> **Written problem**: Copy all lines below containing "screenshot".
□ □ □ □ □ □ □
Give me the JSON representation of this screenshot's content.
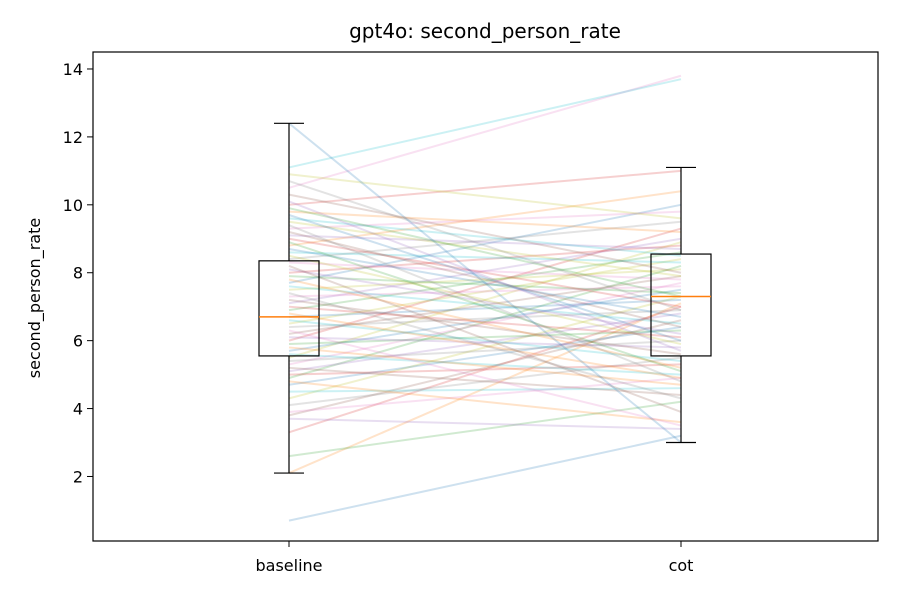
{
  "chart_data": {
    "type": "box",
    "title": "gpt4o: second_person_rate",
    "xlabel": "",
    "ylabel": "second_person_rate",
    "categories": [
      "baseline",
      "cot"
    ],
    "ylim": [
      0.1,
      14.5
    ],
    "yticks": [
      2,
      4,
      6,
      8,
      10,
      12,
      14
    ],
    "grid": false,
    "boxes": [
      {
        "category": "baseline",
        "whisker_low": 2.1,
        "q1": 5.55,
        "median": 6.7,
        "q3": 8.35,
        "whisker_high": 12.4
      },
      {
        "category": "cot",
        "whisker_low": 3.0,
        "q1": 5.55,
        "median": 7.3,
        "q3": 8.55,
        "whisker_high": 11.1
      }
    ],
    "pairs": [
      [
        0.7,
        3.2
      ],
      [
        2.1,
        7.1
      ],
      [
        2.6,
        4.2
      ],
      [
        3.3,
        7.0
      ],
      [
        3.7,
        3.4
      ],
      [
        3.8,
        6.6
      ],
      [
        3.9,
        4.9
      ],
      [
        4.1,
        5.5
      ],
      [
        4.3,
        7.3
      ],
      [
        4.5,
        4.6
      ],
      [
        4.7,
        6.4
      ],
      [
        4.8,
        3.6
      ],
      [
        4.9,
        8.2
      ],
      [
        5.0,
        5.3
      ],
      [
        5.1,
        6.8
      ],
      [
        5.2,
        4.4
      ],
      [
        5.3,
        7.7
      ],
      [
        5.4,
        6.0
      ],
      [
        5.5,
        8.9
      ],
      [
        5.6,
        5.0
      ],
      [
        5.7,
        7.5
      ],
      [
        5.8,
        4.7
      ],
      [
        5.9,
        6.3
      ],
      [
        6.0,
        9.3
      ],
      [
        6.1,
        5.8
      ],
      [
        6.2,
        7.9
      ],
      [
        6.3,
        3.5
      ],
      [
        6.4,
        6.9
      ],
      [
        6.5,
        8.4
      ],
      [
        6.6,
        5.4
      ],
      [
        6.7,
        7.2
      ],
      [
        6.8,
        4.9
      ],
      [
        6.9,
        8.6
      ],
      [
        7.0,
        6.1
      ],
      [
        7.1,
        9.0
      ],
      [
        7.2,
        5.6
      ],
      [
        7.3,
        7.6
      ],
      [
        7.4,
        4.3
      ],
      [
        7.5,
        8.1
      ],
      [
        7.6,
        6.5
      ],
      [
        7.7,
        10.0
      ],
      [
        7.8,
        5.2
      ],
      [
        7.9,
        7.4
      ],
      [
        8.0,
        8.8
      ],
      [
        8.1,
        6.2
      ],
      [
        8.2,
        3.9
      ],
      [
        8.3,
        7.8
      ],
      [
        8.4,
        9.5
      ],
      [
        8.5,
        5.9
      ],
      [
        8.6,
        8.3
      ],
      [
        8.7,
        6.7
      ],
      [
        8.8,
        10.4
      ],
      [
        8.9,
        5.1
      ],
      [
        9.0,
        7.0
      ],
      [
        9.1,
        8.7
      ],
      [
        9.2,
        6.4
      ],
      [
        9.3,
        9.8
      ],
      [
        9.4,
        4.8
      ],
      [
        9.5,
        7.9
      ],
      [
        9.6,
        8.5
      ],
      [
        9.7,
        6.0
      ],
      [
        9.8,
        9.2
      ],
      [
        9.9,
        7.3
      ],
      [
        10.0,
        11.0
      ],
      [
        10.1,
        5.7
      ],
      [
        10.3,
        8.0
      ],
      [
        10.5,
        13.8
      ],
      [
        10.7,
        6.9
      ],
      [
        10.9,
        9.6
      ],
      [
        11.1,
        13.7
      ],
      [
        12.4,
        3.0
      ]
    ]
  }
}
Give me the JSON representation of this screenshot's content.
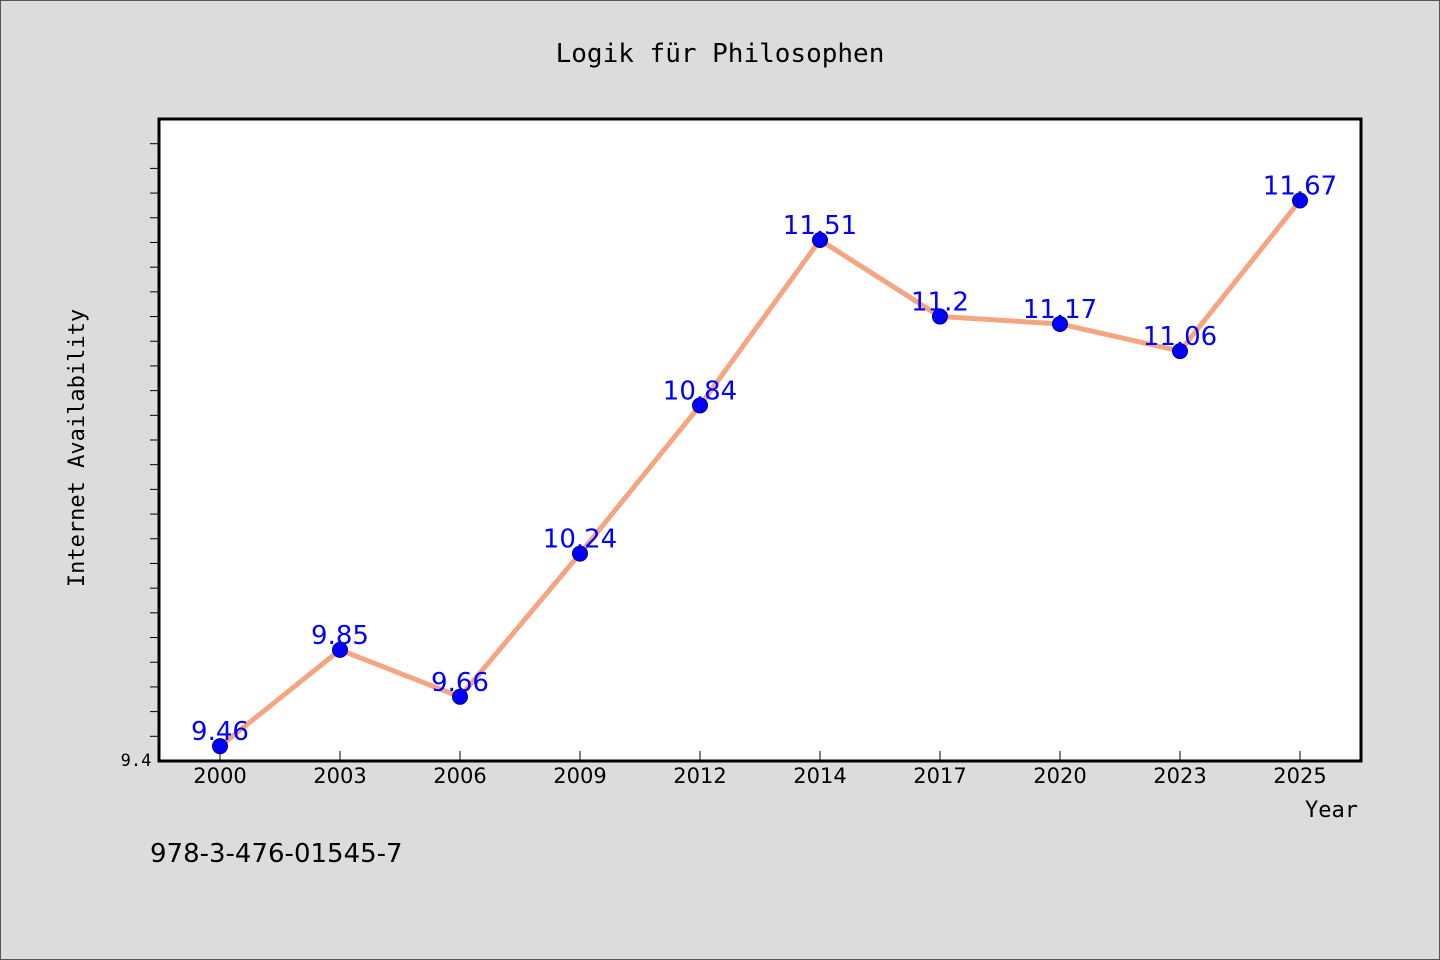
{
  "colors": {
    "background": "#dcdcdc",
    "plot_bg": "#ffffff",
    "line": "#f4a582",
    "marker": "#0000ff",
    "label": "#0000ff",
    "text": "#000000"
  },
  "isbn": "978-3-476-01545-7",
  "chart_data": {
    "type": "line",
    "title": "Logik für Philosophen",
    "xlabel": "Year",
    "ylabel": "Internet Availability",
    "categories": [
      "2000",
      "2003",
      "2006",
      "2009",
      "2012",
      "2014",
      "2017",
      "2020",
      "2023",
      "2025"
    ],
    "values": [
      9.46,
      9.85,
      9.66,
      10.24,
      10.84,
      11.51,
      11.2,
      11.17,
      11.06,
      11.67
    ],
    "data_labels": [
      "9.46",
      "9.85",
      "9.66",
      "10.24",
      "10.84",
      "11.51",
      "11.2",
      "11.17",
      "11.06",
      "11.67"
    ],
    "ylim": [
      9.4,
      12.0
    ],
    "y_tick_label": "9.4",
    "y_minor_tick_step": 0.1,
    "grid": false,
    "legend": "none"
  }
}
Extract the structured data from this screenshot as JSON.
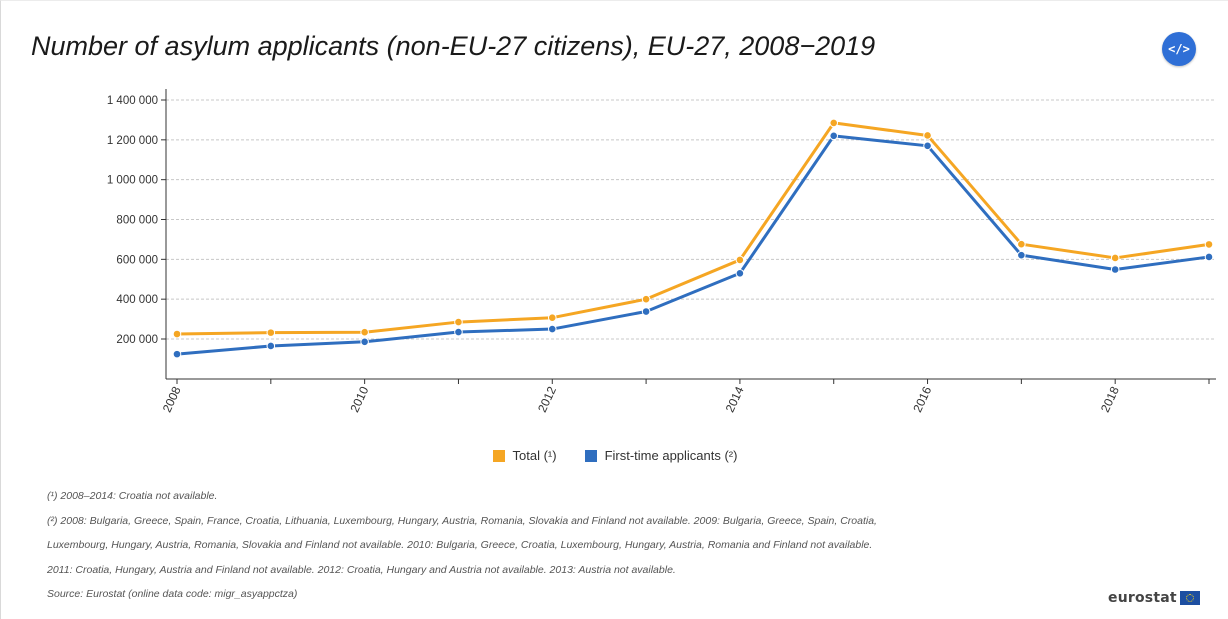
{
  "title": "Number of asylum applicants (non-EU-27 citizens), EU-27, 2008−2019",
  "embed_button": {
    "label": "</>",
    "icon": "embed-code-icon"
  },
  "chart_data": {
    "type": "line",
    "x": [
      2008,
      2009,
      2010,
      2011,
      2012,
      2013,
      2014,
      2015,
      2016,
      2017,
      2018,
      2019
    ],
    "x_tick_labels": [
      "2008",
      "2010",
      "2012",
      "2014",
      "2016",
      "2018"
    ],
    "y_tick_labels": [
      "200 000",
      "400 000",
      "600 000",
      "800 000",
      "1 000 000",
      "1 200 000",
      "1 400 000"
    ],
    "ylim": [
      0,
      1400000
    ],
    "grid": true,
    "legend_position": "bottom",
    "series": [
      {
        "name": "Total (¹)",
        "color": "#f5a623",
        "values": [
          225000,
          232000,
          234000,
          285000,
          307000,
          400000,
          597000,
          1285000,
          1222000,
          676000,
          607000,
          675000
        ]
      },
      {
        "name": "First-time applicants (²)",
        "color": "#2f6ebf",
        "values": [
          124000,
          165000,
          186000,
          235000,
          250000,
          338000,
          530000,
          1220000,
          1170000,
          621000,
          549000,
          612000
        ]
      }
    ]
  },
  "notes": [
    "(¹) 2008–2014: Croatia not available.",
    "(²) 2008: Bulgaria, Greece, Spain, France, Croatia, Lithuania, Luxembourg, Hungary, Austria, Romania, Slovakia and Finland not available. 2009: Bulgaria, Greece, Spain, Croatia,",
    "Luxembourg, Hungary, Austria, Romania, Slovakia and Finland not available. 2010: Bulgaria, Greece, Croatia, Luxembourg, Hungary, Austria, Romania and Finland not available.",
    "2011: Croatia, Hungary, Austria and Finland not available. 2012: Croatia, Hungary and Austria not available. 2013: Austria not available.",
    "Source: Eurostat (online data code: migr_asyappctza)"
  ],
  "brand": {
    "name": "eurostat",
    "flag_icon": "eu-flag-icon"
  }
}
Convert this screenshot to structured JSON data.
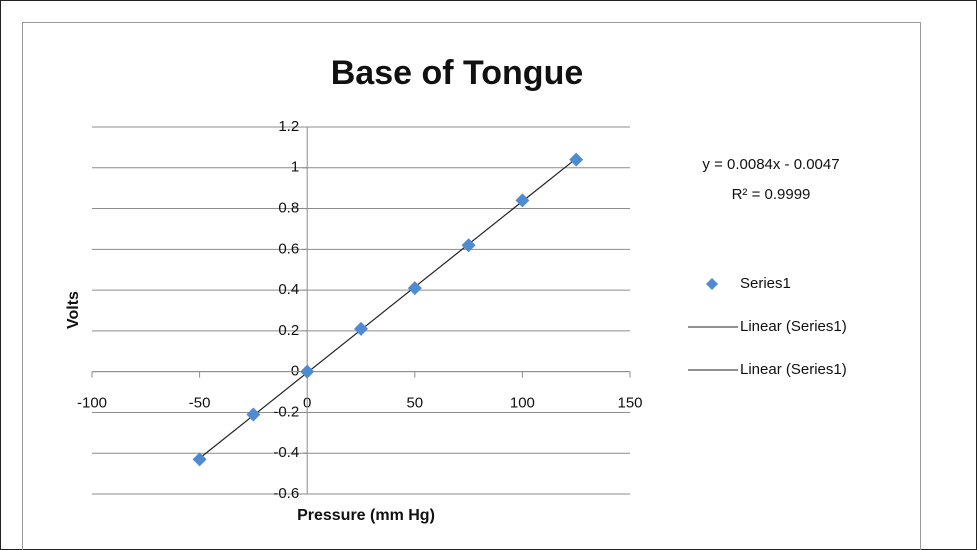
□ □ □ □ □ □ □
> **Final answer**:
Give me the JSON representation of this screenshot's content.
Give me the JSON representation of this screenshot's content.
Extract the structured data from this screenshot as JSON.
Convert this screenshot to structured JSON data.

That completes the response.